*Stored rows*:
··········
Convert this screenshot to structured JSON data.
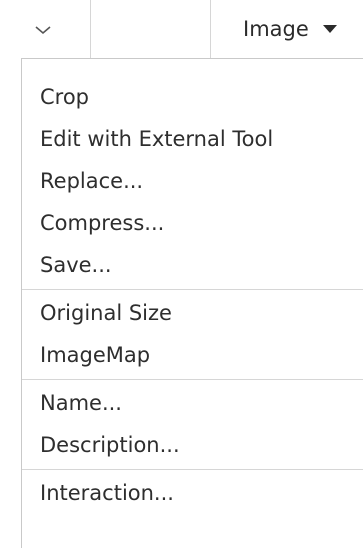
{
  "toolbar": {
    "dropdown_label": "Image"
  },
  "menu": {
    "items": [
      {
        "label": "Crop"
      },
      {
        "label": "Edit with External Tool"
      },
      {
        "label": "Replace..."
      },
      {
        "label": "Compress..."
      },
      {
        "label": "Save..."
      },
      {
        "label": "Original Size"
      },
      {
        "label": "ImageMap"
      },
      {
        "label": "Name..."
      },
      {
        "label": "Description..."
      },
      {
        "label": "Interaction..."
      }
    ]
  },
  "icons": {
    "toolbar_chevron": "chevron-down-icon",
    "dropdown_caret": "caret-down-icon"
  }
}
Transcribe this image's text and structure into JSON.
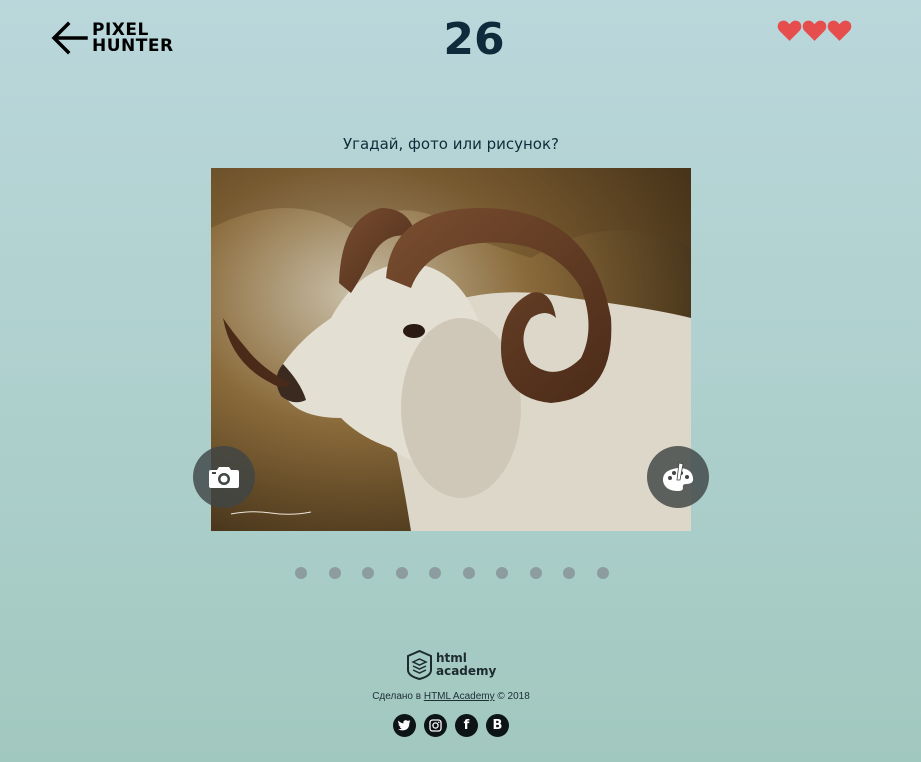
{
  "header": {
    "back_icon": "arrow-left-icon",
    "logo_line1": "PIXEL",
    "logo_line2": "HUNTER",
    "timer": "26",
    "lives": 3,
    "heart_color": "#e64e4e"
  },
  "game": {
    "task": "Угадай, фото или рисунок?",
    "photo_button_icon": "camera-icon",
    "paint_button_icon": "palette-icon"
  },
  "stats": {
    "dots": 10
  },
  "footer": {
    "academy_line1": "html",
    "academy_line2": "academy",
    "made_in": "Сделано в ",
    "academy_link": "HTML Academy",
    "copyright": " © 2018",
    "social": [
      {
        "name": "twitter",
        "label": ""
      },
      {
        "name": "instagram",
        "label": ""
      },
      {
        "name": "facebook",
        "label": "f"
      },
      {
        "name": "vk",
        "label": "B"
      }
    ]
  }
}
··········
*Required task*: In your copy, repeat each record exactly and include no pictures.

*Solution below*:
Convert this screenshot to structured JSON data.
{
  "toolbar": {
    "dropdown_label": "Image"
  },
  "menu": {
    "items": [
      {
        "label": "Crop"
      },
      {
        "label": "Edit with External Tool"
      },
      {
        "label": "Replace..."
      },
      {
        "label": "Compress..."
      },
      {
        "label": "Save..."
      },
      {
        "label": "Original Size"
      },
      {
        "label": "ImageMap"
      },
      {
        "label": "Name..."
      },
      {
        "label": "Description..."
      },
      {
        "label": "Interaction..."
      }
    ]
  },
  "icons": {
    "toolbar_chevron": "chevron-down-icon",
    "dropdown_caret": "caret-down-icon"
  }
}
Transcribe this image's text and structure into JSON.
{
  "header": {
    "back_icon": "arrow-left-icon",
    "logo_line1": "PIXEL",
    "logo_line2": "HUNTER",
    "timer": "26",
    "lives": 3,
    "heart_color": "#e64e4e"
  },
  "game": {
    "task": "Угадай, фото или рисунок?",
    "photo_button_icon": "camera-icon",
    "paint_button_icon": "palette-icon"
  },
  "stats": {
    "dots": 10
  },
  "footer": {
    "academy_line1": "html",
    "academy_line2": "academy",
    "made_in": "Сделано в ",
    "academy_link": "HTML Academy",
    "copyright": " © 2018",
    "social": [
      {
        "name": "twitter",
        "label": ""
      },
      {
        "name": "instagram",
        "label": ""
      },
      {
        "name": "facebook",
        "label": "f"
      },
      {
        "name": "vk",
        "label": "B"
      }
    ]
  }
}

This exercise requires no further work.